## Instructions to follow
Search the listing below for the word "this" and copy each line that holds it.

■ ■ ■ ■

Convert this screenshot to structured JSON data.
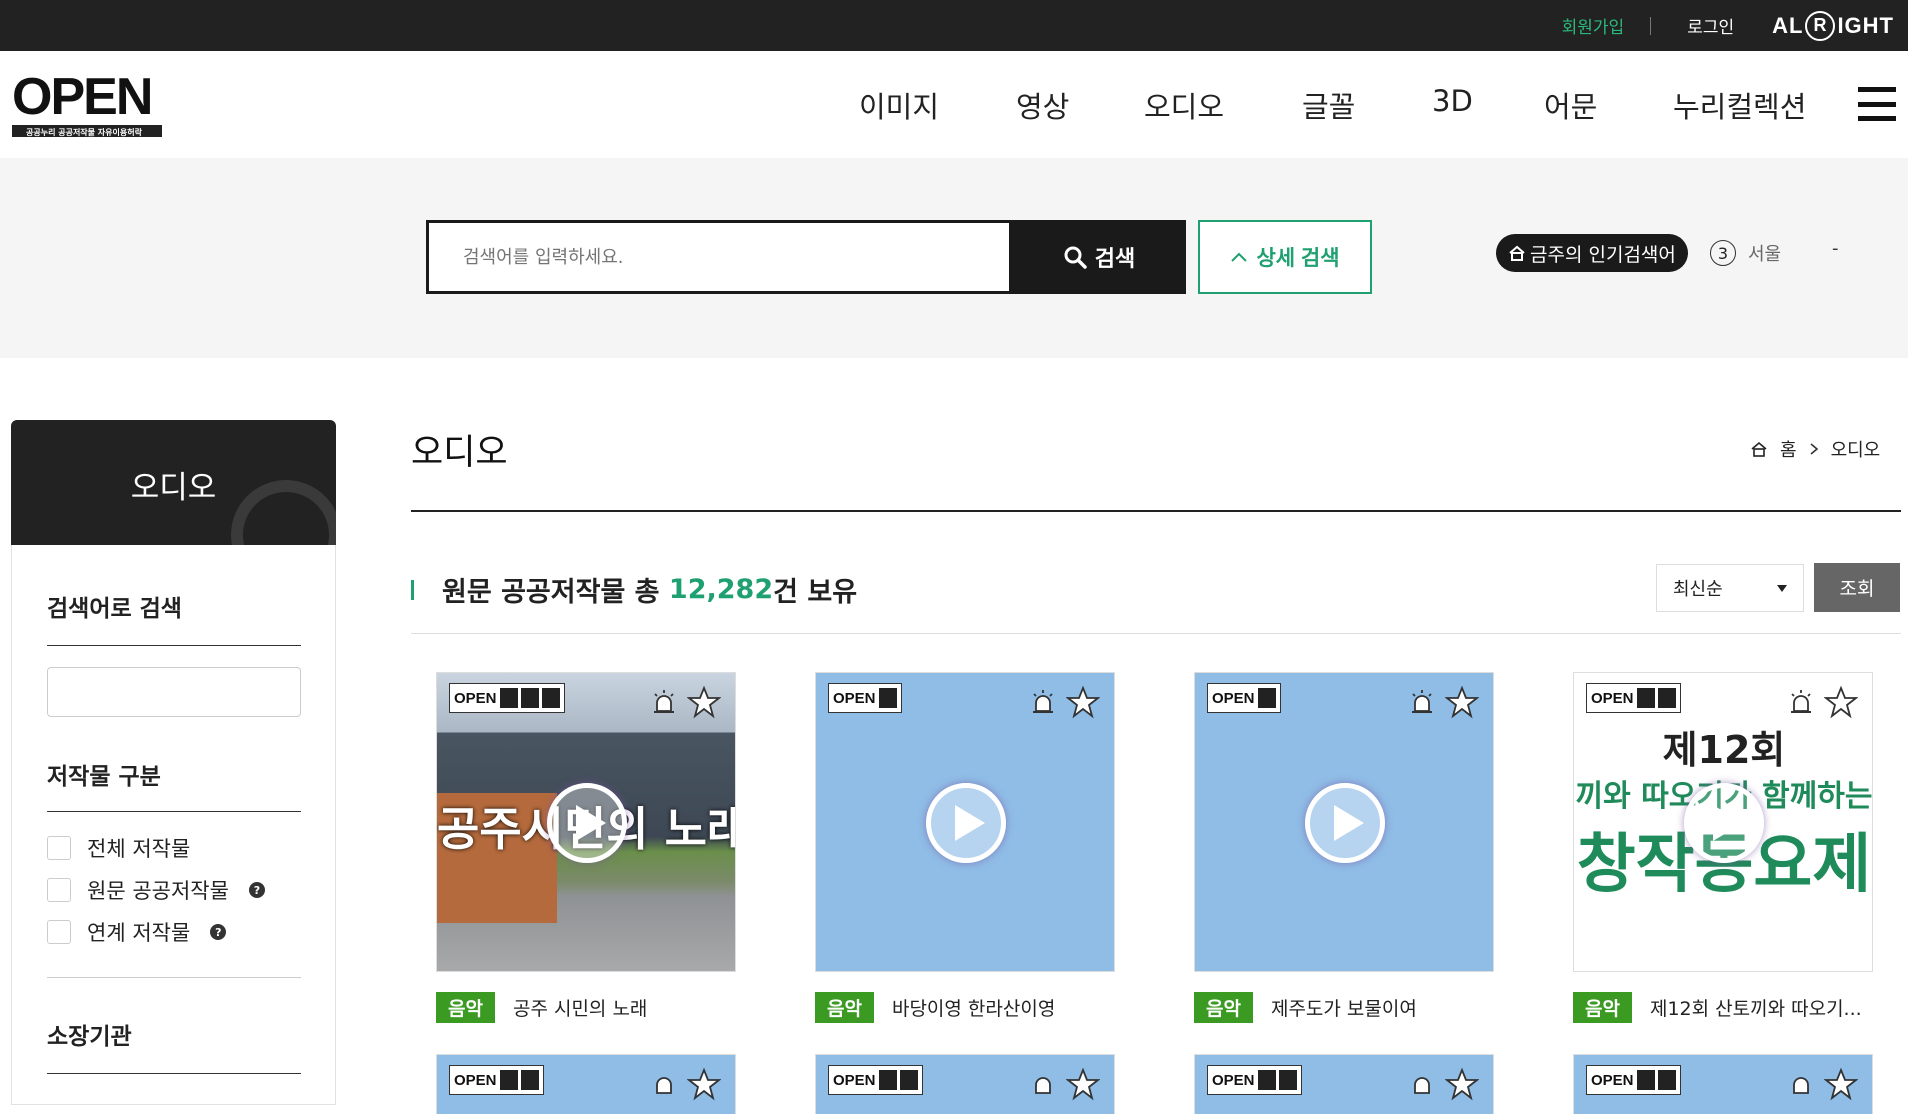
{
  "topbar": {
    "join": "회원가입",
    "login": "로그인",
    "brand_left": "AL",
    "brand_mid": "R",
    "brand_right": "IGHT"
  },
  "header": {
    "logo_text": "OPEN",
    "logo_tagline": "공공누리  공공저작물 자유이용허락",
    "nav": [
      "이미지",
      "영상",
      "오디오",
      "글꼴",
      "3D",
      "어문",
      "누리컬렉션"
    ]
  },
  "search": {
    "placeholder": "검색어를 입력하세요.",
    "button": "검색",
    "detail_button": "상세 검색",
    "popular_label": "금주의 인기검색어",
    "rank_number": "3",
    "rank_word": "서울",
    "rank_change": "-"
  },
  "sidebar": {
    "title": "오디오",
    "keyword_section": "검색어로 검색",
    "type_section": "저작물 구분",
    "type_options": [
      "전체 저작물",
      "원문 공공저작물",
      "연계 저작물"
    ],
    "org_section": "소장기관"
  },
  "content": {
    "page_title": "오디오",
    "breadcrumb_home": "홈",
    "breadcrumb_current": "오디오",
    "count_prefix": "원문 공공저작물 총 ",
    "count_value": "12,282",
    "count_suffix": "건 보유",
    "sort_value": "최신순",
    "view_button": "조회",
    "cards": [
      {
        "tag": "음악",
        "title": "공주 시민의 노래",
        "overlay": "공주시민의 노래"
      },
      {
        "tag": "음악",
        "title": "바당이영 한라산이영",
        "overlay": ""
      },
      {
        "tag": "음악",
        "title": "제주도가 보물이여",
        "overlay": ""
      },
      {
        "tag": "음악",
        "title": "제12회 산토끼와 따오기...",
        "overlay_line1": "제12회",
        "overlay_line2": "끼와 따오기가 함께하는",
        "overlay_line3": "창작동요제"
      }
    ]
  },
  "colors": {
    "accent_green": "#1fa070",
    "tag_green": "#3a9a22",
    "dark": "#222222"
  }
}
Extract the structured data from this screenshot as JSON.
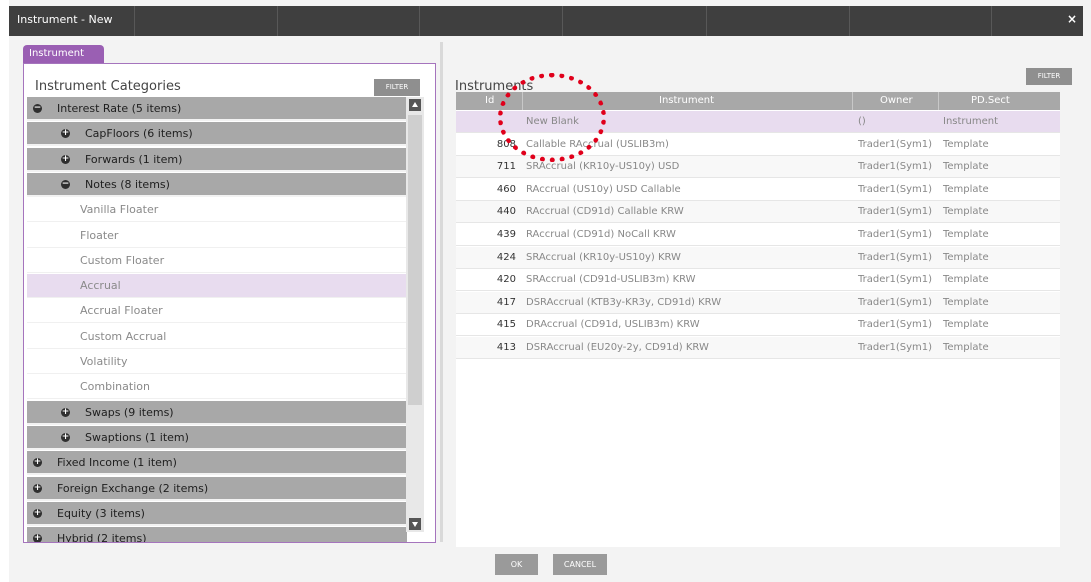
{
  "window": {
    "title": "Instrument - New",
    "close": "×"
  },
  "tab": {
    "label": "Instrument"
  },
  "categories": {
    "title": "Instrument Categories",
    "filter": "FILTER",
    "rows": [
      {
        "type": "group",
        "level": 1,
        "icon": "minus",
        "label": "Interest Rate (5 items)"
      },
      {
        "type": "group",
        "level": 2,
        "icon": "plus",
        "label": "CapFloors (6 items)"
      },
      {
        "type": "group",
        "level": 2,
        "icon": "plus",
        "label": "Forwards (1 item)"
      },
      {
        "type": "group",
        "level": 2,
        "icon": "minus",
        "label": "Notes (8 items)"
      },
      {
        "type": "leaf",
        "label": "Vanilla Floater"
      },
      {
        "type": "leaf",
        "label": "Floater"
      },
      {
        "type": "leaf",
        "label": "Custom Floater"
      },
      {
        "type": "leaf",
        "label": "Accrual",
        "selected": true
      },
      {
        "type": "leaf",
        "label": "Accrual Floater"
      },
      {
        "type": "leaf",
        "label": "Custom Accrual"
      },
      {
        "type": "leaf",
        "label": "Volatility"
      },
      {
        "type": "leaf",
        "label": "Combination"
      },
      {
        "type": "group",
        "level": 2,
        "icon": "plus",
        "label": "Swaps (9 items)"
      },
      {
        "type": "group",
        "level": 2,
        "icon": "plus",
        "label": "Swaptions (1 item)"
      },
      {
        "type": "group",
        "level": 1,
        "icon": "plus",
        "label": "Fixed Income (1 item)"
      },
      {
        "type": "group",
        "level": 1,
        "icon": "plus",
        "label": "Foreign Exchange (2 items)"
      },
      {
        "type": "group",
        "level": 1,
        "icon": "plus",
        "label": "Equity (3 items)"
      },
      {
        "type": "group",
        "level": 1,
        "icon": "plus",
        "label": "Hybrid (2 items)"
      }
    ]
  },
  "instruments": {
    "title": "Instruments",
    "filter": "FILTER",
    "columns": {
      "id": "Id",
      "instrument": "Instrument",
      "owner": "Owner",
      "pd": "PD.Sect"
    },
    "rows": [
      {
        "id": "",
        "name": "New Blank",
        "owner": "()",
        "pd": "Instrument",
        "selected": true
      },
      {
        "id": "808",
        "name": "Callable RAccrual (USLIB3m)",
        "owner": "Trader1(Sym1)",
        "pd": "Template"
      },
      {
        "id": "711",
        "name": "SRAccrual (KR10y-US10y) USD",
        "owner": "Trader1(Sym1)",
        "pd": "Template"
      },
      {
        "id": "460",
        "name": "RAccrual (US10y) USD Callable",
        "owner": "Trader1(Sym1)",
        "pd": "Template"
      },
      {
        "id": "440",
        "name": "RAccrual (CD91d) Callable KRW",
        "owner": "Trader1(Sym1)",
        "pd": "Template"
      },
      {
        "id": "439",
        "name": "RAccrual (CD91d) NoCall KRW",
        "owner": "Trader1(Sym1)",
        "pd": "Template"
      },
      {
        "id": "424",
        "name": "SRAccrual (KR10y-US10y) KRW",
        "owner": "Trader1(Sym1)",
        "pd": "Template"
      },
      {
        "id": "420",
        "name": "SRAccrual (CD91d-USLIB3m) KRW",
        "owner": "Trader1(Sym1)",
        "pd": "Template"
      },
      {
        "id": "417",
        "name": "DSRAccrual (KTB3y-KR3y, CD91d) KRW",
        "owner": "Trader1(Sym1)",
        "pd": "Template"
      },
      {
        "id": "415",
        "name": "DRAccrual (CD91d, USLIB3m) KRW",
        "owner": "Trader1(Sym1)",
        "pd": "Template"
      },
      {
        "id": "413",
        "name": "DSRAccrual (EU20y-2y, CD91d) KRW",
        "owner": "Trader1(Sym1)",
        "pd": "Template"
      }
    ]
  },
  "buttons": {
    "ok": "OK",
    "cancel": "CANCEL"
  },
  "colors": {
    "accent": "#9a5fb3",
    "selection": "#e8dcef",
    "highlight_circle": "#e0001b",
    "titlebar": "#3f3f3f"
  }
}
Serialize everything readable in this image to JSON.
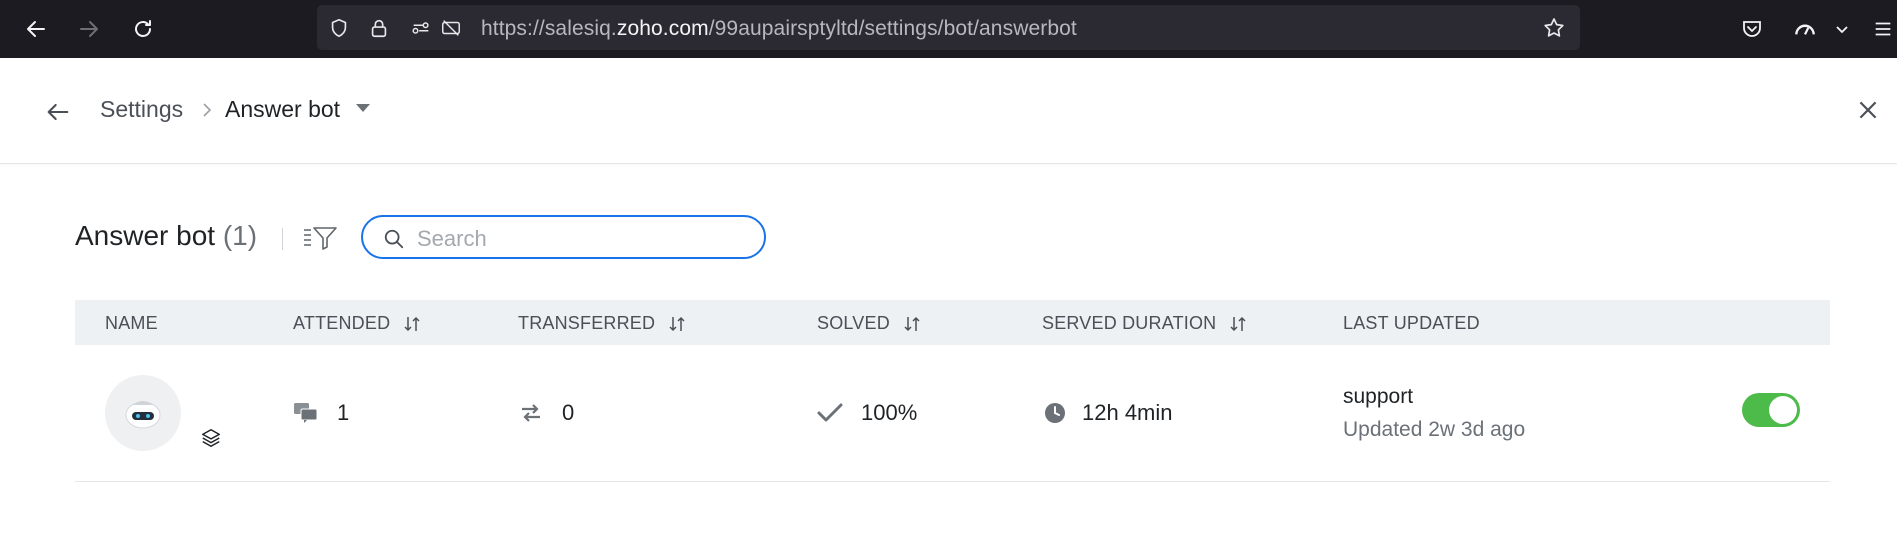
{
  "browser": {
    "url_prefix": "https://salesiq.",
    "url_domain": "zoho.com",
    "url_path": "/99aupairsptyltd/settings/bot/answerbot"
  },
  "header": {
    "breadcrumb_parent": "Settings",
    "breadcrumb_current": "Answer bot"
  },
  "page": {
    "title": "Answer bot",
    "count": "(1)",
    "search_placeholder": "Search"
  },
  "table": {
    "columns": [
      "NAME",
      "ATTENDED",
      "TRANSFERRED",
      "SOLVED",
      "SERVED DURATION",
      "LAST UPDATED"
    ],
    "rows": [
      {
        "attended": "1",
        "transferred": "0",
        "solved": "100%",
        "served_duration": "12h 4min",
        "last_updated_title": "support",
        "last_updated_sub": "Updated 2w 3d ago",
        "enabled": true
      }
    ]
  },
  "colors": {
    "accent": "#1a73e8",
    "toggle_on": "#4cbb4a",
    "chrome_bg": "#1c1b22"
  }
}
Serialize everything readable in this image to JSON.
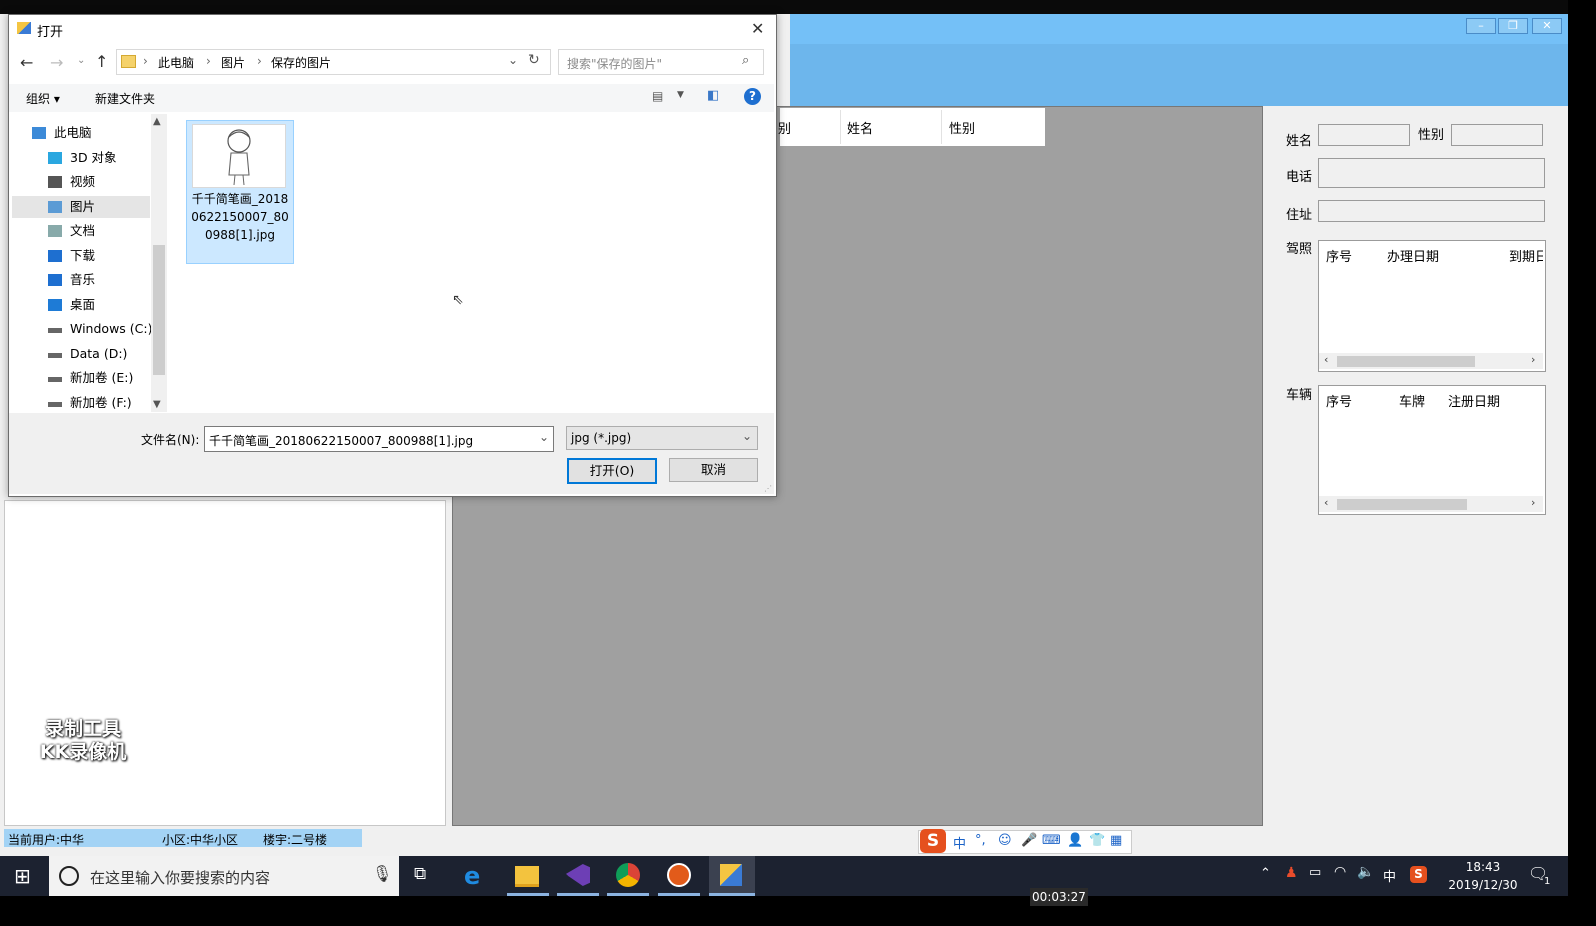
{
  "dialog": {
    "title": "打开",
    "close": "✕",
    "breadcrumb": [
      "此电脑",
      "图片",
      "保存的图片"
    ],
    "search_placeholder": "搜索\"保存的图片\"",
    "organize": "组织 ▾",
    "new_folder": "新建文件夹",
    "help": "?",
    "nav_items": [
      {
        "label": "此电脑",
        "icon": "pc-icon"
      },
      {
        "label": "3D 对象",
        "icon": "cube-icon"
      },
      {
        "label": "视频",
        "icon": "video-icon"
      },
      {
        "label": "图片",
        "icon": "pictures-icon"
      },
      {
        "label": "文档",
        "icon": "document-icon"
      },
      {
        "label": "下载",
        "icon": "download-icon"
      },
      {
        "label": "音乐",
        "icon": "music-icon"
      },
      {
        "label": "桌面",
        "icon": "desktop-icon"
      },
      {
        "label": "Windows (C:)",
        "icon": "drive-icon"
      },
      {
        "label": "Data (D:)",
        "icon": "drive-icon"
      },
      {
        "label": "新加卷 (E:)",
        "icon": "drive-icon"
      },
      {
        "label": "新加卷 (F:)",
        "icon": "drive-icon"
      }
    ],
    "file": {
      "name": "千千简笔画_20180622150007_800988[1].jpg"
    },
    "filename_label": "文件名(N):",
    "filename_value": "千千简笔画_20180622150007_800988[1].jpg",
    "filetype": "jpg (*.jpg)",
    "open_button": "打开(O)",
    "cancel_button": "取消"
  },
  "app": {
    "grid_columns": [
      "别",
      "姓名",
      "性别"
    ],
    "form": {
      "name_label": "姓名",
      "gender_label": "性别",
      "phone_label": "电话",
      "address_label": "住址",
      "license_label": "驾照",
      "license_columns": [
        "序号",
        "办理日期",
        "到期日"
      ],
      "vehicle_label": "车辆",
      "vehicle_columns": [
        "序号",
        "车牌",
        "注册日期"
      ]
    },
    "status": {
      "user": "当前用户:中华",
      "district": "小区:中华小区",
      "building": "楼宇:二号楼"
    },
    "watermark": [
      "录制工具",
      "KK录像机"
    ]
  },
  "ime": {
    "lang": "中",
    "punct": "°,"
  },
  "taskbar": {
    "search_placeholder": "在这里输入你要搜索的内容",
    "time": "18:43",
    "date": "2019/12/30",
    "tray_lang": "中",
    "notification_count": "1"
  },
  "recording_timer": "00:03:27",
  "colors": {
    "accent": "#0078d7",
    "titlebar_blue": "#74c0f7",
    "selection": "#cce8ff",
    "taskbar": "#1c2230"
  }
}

■ ■ ■ ■

## Task solution
Convert this screenshot to structured JSON data.
Extract the structured data from this screenshot as JSON.
Serialize everything readable in this image to JSON.
Serialize everything readable in this image to JSON.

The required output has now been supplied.